§ To do: Locate all lines with the word "mean" and copy them out.

-- Start of Data lines --

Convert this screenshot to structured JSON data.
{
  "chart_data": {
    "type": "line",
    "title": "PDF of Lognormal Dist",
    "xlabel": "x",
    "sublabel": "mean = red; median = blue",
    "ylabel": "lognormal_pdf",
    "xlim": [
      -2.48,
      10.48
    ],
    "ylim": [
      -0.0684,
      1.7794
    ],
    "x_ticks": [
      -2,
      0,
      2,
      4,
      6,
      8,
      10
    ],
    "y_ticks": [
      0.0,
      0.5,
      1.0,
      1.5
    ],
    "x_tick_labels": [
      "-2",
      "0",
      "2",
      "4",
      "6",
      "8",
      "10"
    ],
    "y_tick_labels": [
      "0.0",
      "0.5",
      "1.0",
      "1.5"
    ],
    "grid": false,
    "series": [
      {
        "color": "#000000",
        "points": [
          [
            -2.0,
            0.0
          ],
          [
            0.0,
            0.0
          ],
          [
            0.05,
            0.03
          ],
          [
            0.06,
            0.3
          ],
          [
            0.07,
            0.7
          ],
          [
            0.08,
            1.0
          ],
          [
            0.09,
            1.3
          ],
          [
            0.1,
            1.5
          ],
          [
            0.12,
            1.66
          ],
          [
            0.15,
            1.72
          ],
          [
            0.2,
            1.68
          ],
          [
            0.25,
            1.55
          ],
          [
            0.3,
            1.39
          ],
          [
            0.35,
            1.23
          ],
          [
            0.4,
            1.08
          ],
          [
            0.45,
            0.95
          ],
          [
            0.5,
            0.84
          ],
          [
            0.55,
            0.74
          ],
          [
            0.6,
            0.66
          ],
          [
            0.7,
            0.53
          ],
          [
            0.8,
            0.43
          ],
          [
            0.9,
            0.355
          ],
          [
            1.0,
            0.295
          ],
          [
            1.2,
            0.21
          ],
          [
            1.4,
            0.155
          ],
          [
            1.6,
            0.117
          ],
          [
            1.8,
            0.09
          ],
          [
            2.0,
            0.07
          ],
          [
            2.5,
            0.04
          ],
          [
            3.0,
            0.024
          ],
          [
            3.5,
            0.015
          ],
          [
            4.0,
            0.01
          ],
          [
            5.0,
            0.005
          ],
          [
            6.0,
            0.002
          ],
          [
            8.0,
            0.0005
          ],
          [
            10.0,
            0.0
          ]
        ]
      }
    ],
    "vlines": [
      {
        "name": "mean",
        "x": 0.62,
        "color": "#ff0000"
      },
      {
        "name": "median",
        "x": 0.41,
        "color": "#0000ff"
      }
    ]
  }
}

-- End of Data lines --

§ Finished exercise:
    "sublabel": "mean = red; median = blue",
        "name": "mean",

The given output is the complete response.